* **Work to be completed**:
Copy each line that contains the string "Diskussion", taking them from the material.

* **Data section**:
* * *

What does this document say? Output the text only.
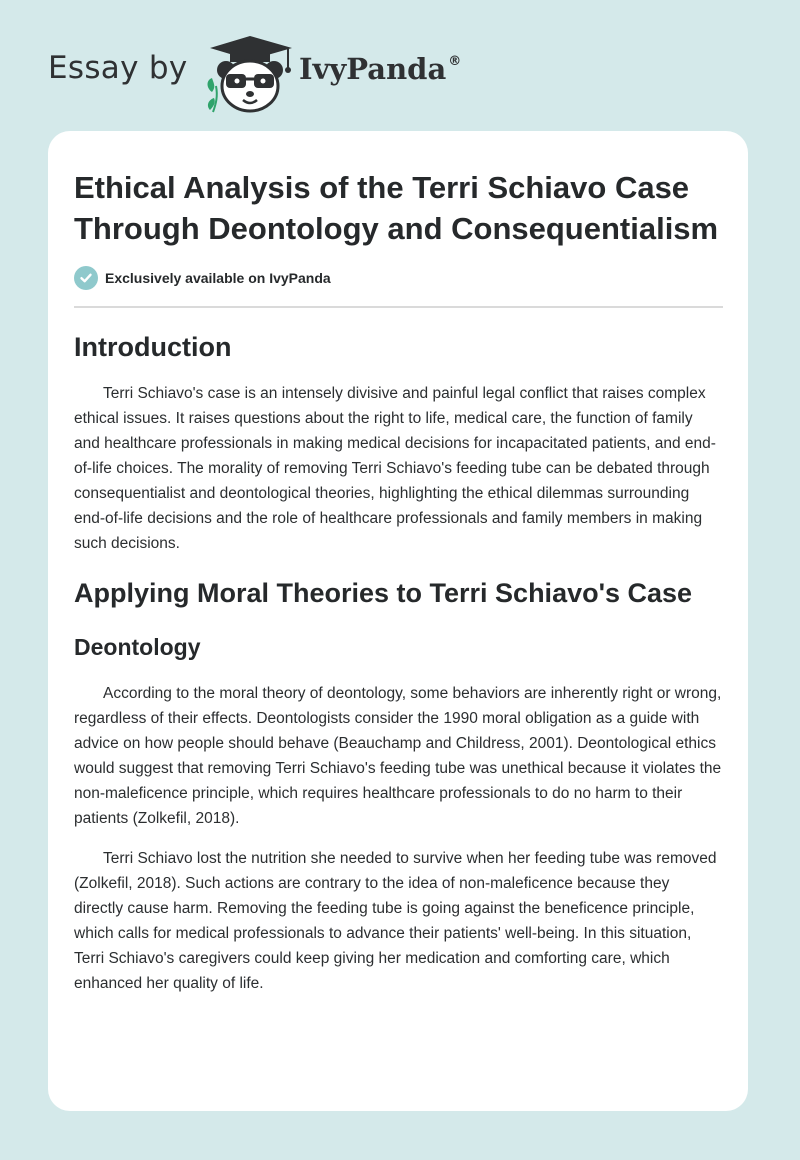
Essay by	IvyPanda ®
Ethical Analysis of the Terri Schiavo Case Through Deontology and Consequentialism
Exclusively available on IvyPanda
Introduction

Terri Schiavo's case is an intensely divisive and painful legal conflict that raises complex ethical issues. It raises questions about the right to life, medical care, the function of family and healthcare professionals in making medical decisions for incapacitated patients, and end-of-life choices. The morality of removing Terri Schiavo's feeding tube can be debated through consequentialist and deontological theories, highlighting the ethical dilemmas surrounding end-of-life decisions and the role of healthcare professionals and family members in making such decisions.

Applying Moral Theories to Terri Schiavo's Case
Deontology

According to the moral theory of deontology, some behaviors are inherently right or wrong, regardless of their effects. Deontologists consider the 1990 moral obligation as a guide with advice on how people should behave (Beauchamp and Childress, 2001). Deontological ethics would suggest that removing Terri Schiavo's feeding tube was unethical because it violates the non-maleficence principle, which requires healthcare professionals to do no harm to their patients (Zolkefil, 2018).

Terri Schiavo lost the nutrition she needed to survive when her feeding tube was removed (Zolkefil, 2018). Such actions are contrary to the idea of non-maleficence because they directly cause harm. Removing the feeding tube is going against the beneficence principle, which calls for medical professionals to advance their patients' well-being. In this situation, Terri Schiavo's caregivers could keep giving her medication and comforting care, which enhanced her quality of life.
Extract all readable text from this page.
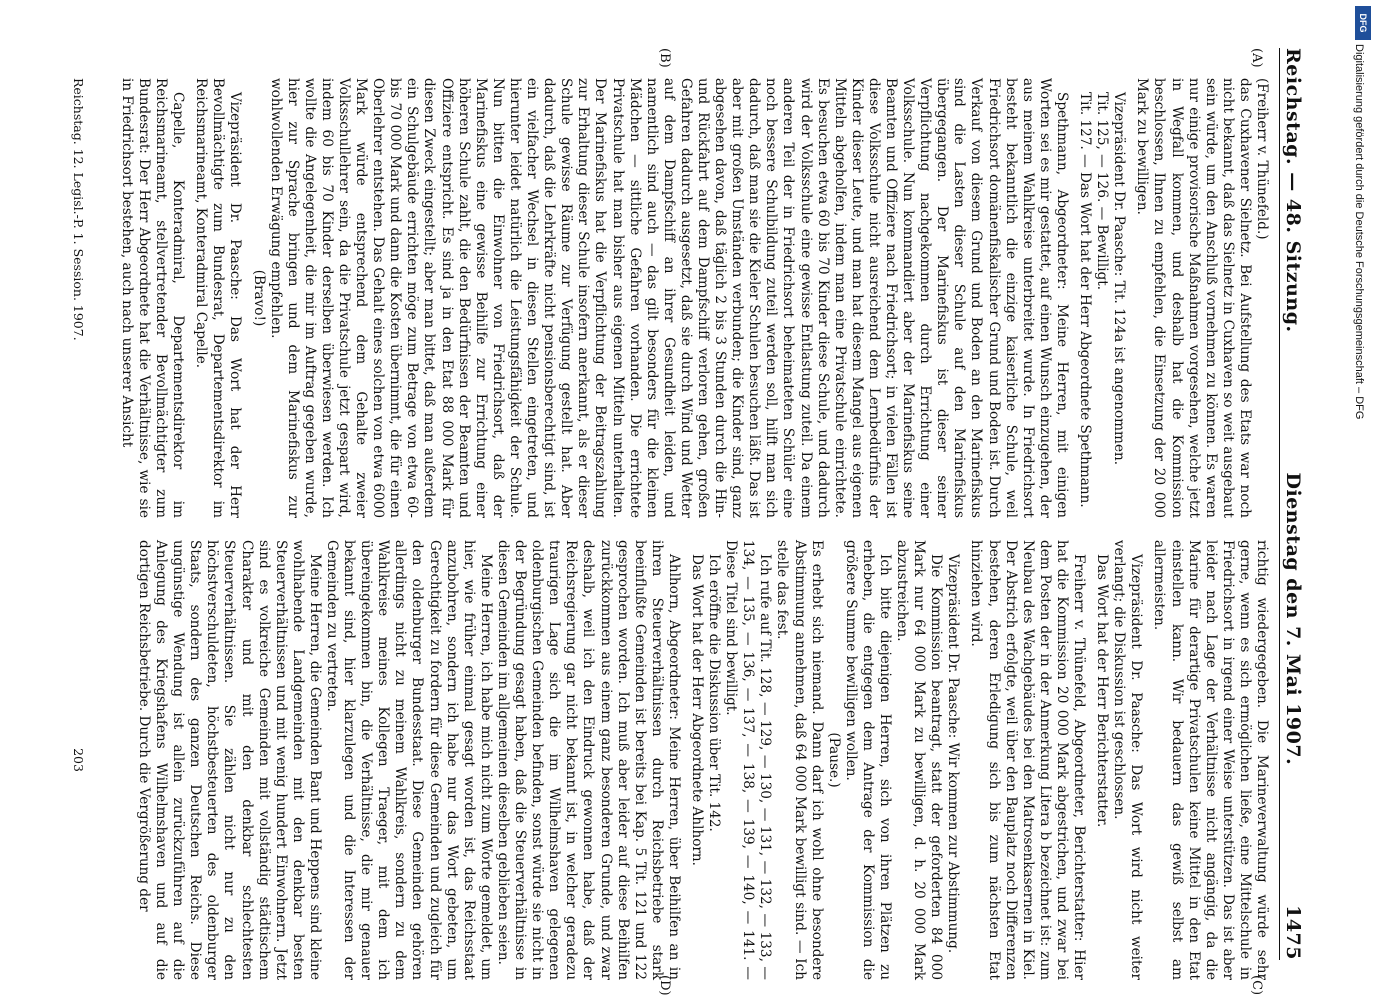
Reichstag. — 48. Sitzung.
Dienstag den 7. Mai 1907.
1475
(A)
(B)
(C)
(D)

(Freiherr v. Thünefeld.)

das Cuxhavener Sielnetz. Bei Aufstellung des Etats war noch nicht bekannt, daß das Sielnetz in Cuxhaven so weit ausgebaut sein würde, um den Anschluß vornehmen zu können. Es waren nur einige provisorische Maßnahmen vorgesehen, welche jetzt in Wegfall kommen, und deshalb hat die Kommission beschlossen, Ihnen zu empfehlen, die Einsetzung der 20 000 Mark zu bewilligen.

Vizepräsident Dr. Paasche: Tit. 124a ist angenommen.

Tit. 125, — 126. — Bewilligt.

Tit. 127. — Das Wort hat der Herr Abgeordnete Spethmann.

Spethmann, Abgeordneter: Meine Herren, mit einigen Worten sei es mir gestattet, auf einen Wunsch einzugehen, der aus meinem Wahlkreise unterbreitet wurde. In Friedrichsort besteht bekanntlich die einzige kaiserliche Schule, weil Friedrichsort domänenfiskalischer Grund und Boden ist. Durch Verkauf von diesem Grund und Boden an den Marinefiskus sind die Lasten dieser Schule auf den Marinefiskus übergegangen. Der Marinefiskus ist dieser seiner Verpflichtung nachgekommen durch Errichtung einer Volksschule. Nun kommandiert aber der Marinefiskus seine Beamten und Offiziere nach Friedrichsort; in vielen Fällen ist diese Volksschule nicht ausreichend dem Lernbedürfnis der Kinder dieser Leute, und man hat diesem Mangel aus eigenen Mitteln abgeholfen, indem man eine Privatschule einrichtete. Es besuchen etwa 60 bis 70 Kinder diese Schule, und dadurch wird der Volksschule eine gewisse Entlastung zuteil. Da einem anderen Teil der in Friedrichsort beheimateten Schüler eine noch bessere Schulbildung zuteil werden soll, hilft man sich dadurch, daß man sie die Kieler Schulen besuchen läßt. Das ist aber mit großen Umständen verbunden; die Kinder sind, ganz abgesehen davon, daß täglich 2 bis 3 Stunden durch die Hin- und Rückfahrt auf dem Dampfschiff verloren gehen, großen Gefahren dadurch ausgesetzt, daß sie durch Wind und Wetter auf dem Dampfschiff an ihrer Gesundheit leiden, und namentlich sind auch — das gilt besonders für die kleinen Mädchen — sittliche Gefahren vorhanden. Die errichtete Privatschule hat man bisher aus eigenen Mitteln unterhalten. Der Marinefiskus hat die Verpflichtung der Beitragszahlung zur Erhaltung dieser Schule insofern anerkannt, als er dieser Schule gewisse Räume zur Verfügung gestellt hat. Aber dadurch, daß die Lehrkräfte nicht pensionsberechtigt sind, ist ein vielfacher Wechsel in diesen Stellen eingetreten, und hierunter leidet natürlich die Leistungsfähigkeit der Schule. Nun bitten die Einwohner von Friedrichsort, daß der Marinefiskus eine gewisse Beihilfe zur Errichtung einer höheren Schule zahlt, die den Bedürfnissen der Beamten und Offiziere entspricht. Es sind ja in den Etat 88 000 Mark für diesen Zweck eingestellt; aber man bittet, daß man außerdem ein Schulgebäude errichten möge zum Betrage von etwa 60- bis 70 000 Mark und dann die Kosten übernimmt, die für einen Oberlehrer entstehen. Das Gehalt eines solchen von etwa 6000 Mark würde entsprechend dem Gehalte zweier Volksschullehrer sein, da die Privatschule jetzt gespart wird, indem 60 bis 70 Kinder derselben überwiesen werden. Ich wollte die Angelegenheit, die mir im Auftrag gegeben wurde, hier zur Sprache bringen und dem Marinefiskus zur wohlwollenden Erwägung empfehlen.

(Bravo!)

Vizepräsident Dr. Paasche: Das Wort hat der Herr Bevollmächtigte zum Bundesrat, Departementsdirektor im Reichsmarineamt, Konteradmiral Capelle.

Capelle, Konteradmiral, Departementsdirektor im Reichsmarineamt, stellvertretender Bevollmächtigter zum Bundesrat: Der Herr Abgeordnete hat die Verhältnisse, wie sie in Friedrichsort bestehen, auch nach unserer Ansicht

richtig wiedergegeben. Die Marineverwaltung würde sehr gerne, wenn es sich ermöglichen ließe, eine Mittelschule in Friedrichsort in irgend einer Weise unterstützen. Das ist aber leider nach Lage der Verhältnisse nicht angängig, da die Marine für derartige Privatschulen keine Mittel in den Etat einstellen kann. Wir bedauern das gewiß selbst am allermeisten.

Vizepräsident Dr. Paasche: Das Wort wird nicht weiter verlangt; die Diskussion ist geschlossen.

Das Wort hat der Herr Berichterstatter.

Freiherr v. Thünefeld, Abgeordneter, Berichterstatter: Hier hat die Kommission 20 000 Mark abgestrichen, und zwar bei dem Posten der in der Anmerkung Litera b bezeichnet ist: zum Neubau des Wachgebäudes bei den Matrosenkasernen in Kiel. Der Abstrich erfolgte, weil über den Bauplatz noch Differenzen bestehen, deren Erledigung sich bis zum nächsten Etat hinziehen wird.

Vizepräsident Dr. Paasche: Wir kommen zur Abstimmung.

Die Kommission beantragt, statt der geforderten 84 000 Mark nur 64 000 Mark zu bewilligen, d. h. 20 000 Mark abzustreichen.

Ich bitte diejenigen Herren, sich von ihren Plätzen zu erheben, die entgegen dem Antrage der Kommission die größere Summe bewilligen wollen.

(Pause.)

Es erhebt sich niemand. Dann darf ich wohl ohne besondere Abstimmung annehmen, daß 64 000 Mark bewilligt sind. — Ich stelle das fest.

Ich rufe auf Tit. 128, — 129, — 130, — 131, — 132, — 133, — 134, — 135, — 136, — 137, — 138, — 139, — 140, — 141. — Diese Titel sind bewilligt.

Ich eröffne die Diskussion über Tit. 142.

Das Wort hat der Herr Abgeordnete Ahlhorn.

Ahlhorn, Abgeordneter: Meine Herren, über Beihilfen an in ihren Steuerverhältnissen durch Reichsbetriebe stark beeinflußte Gemeinden ist bereits bei Kap. 5 Tit. 121 und 122 gesprochen worden. Ich muß aber leider auf diese Beihilfen zurückkommen aus einem ganz besonderen Grunde, und zwar deshalb, weil ich den Eindruck gewonnen habe, daß der Reichsregierung gar nicht bekannt ist, in welcher geradezu traurigen Lage sich die im Wilhelmshaven gelegenen oldenburgischen Gemeinden befinden, sonst würde sie nicht in der Begründung gesagt haben, daß die Steuerverhältnisse in diesen Gemeinden im allgemeinen dieselben geblieben seien.

Meine Herren, ich habe mich nicht zum Worte gemeldet, um hier, wie früher einmal gesagt worden ist, das Reichsstaat anzubohren, sondern ich habe nur das Wort gebeten, um Gerechtigkeit zu fordern für diese Gemeinden und zugleich für den oldenburger Bundesstaat. Diese Gemeinden gehören allerdings nicht zu meinem Wahlkreis, sondern zu dem Wahlkreise meines Kollegen Traeger, mit dem ich übereingekommen bin, die Verhältnisse, die mir genauer bekannt sind, hier klarzulegen und die Interessen der Gemeinden zu vertreten.

Meine Herren, die Gemeinden Bant und Heppens sind kleine wohlhabende Landgemeinden mit den denkbar besten Steuerverhältnissen und mit wenig hundert Einwohnern. Jetzt sind es volkreiche Gemeinden mit vollständig städtischem Charakter und mit den denkbar schlechtesten Steuerverhältnissen. Sie zählen nicht nur zu den höchstverschuldeten, höchstbesteuerten des oldenburger Staats, sondern des ganzen Deutschen Reichs. Diese ungünstige Wendung ist allein zurückzuführen auf die Anlegung des Kriegshafens Wilhelmshaven und auf die dortigen Reichsbetriebe. Durch die Vergrößerung der

Reichstag. 12. Legisl.-P. 1. Session. 1907.
203
DFG
Digitalisierung gefördert durch die Deutsche Forschungsgemeinschaft – DFG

* * *

* **Problem solution**:
Vizepräsident Dr. Paasche: Das Wort wird nicht weiter verlangt; die Diskussion ist geschlossen.
Ich eröffne die Diskussion über Tit. 142.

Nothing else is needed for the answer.